Aim of the task:
Look through the material below and give the number of lines holding "Value", with no other words.

Saved data entries:
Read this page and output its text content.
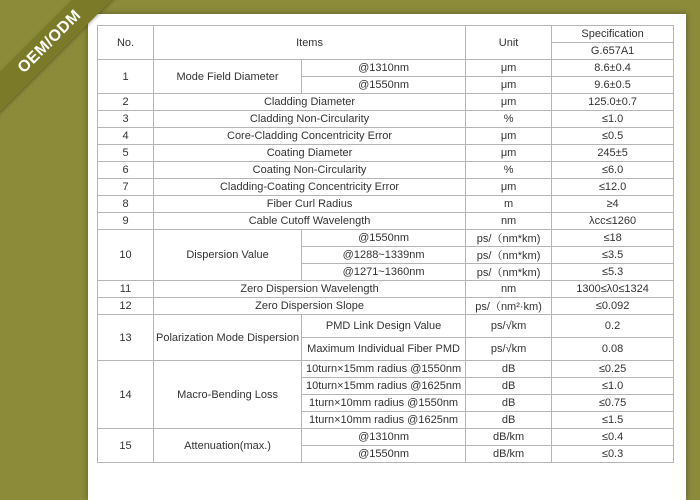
OEM/ODM	No.	Items		Unit	Specification
				G.657A1
1	Mode Field Diameter	@1310nm	μm	8.6±0.4
		@1550nm	μm	9.6±0.5
2	Cladding Diameter		μm	125.0±0.7
3	Cladding Non-Circularity		%	≤1.0
4	Core-Cladding Concentricity Error		μm	≤0.5
5	Coating Diameter		μm	245±5
6	Coating Non-Circularity		%	≤6.0
7	Cladding-Coating Concentricity Error		μm	≤12.0
8	Fiber Curl Radius		m	≥4
9	Cable Cutoff Wavelength		nm	λcc≤1260
10	Dispersion Value	@1550nm	ps/（nm*km)	≤18
		@1288~1339nm	ps/（nm*km)	≤3.5
		@1271~1360nm	ps/（nm*km)	≤5.3
11	Zero Dispersion Wavelength		nm	1300≤λ0≤1324
12	Zero Dispersion Slope		ps/（nm²·km)	≤0.092
13	Polarization Mode Dispersion	PMD Link Design Value	ps/√km	0.2
		Maximum Individual Fiber PMD	ps/√km	0.08
14	Macro-Bending Loss	10turn×15mm radius @1550nm	dB	≤0.25
		10turn×15mm radius @1625nm	dB	≤1.0
		1turn×10mm radius @1550nm	dB	≤0.75
		1turn×10mm radius @1625nm	dB	≤1.5
15	Attenuation(max.)	@1310nm	dB/km	≤0.4
		@1550nm	dB/km	≤0.3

Task result:
2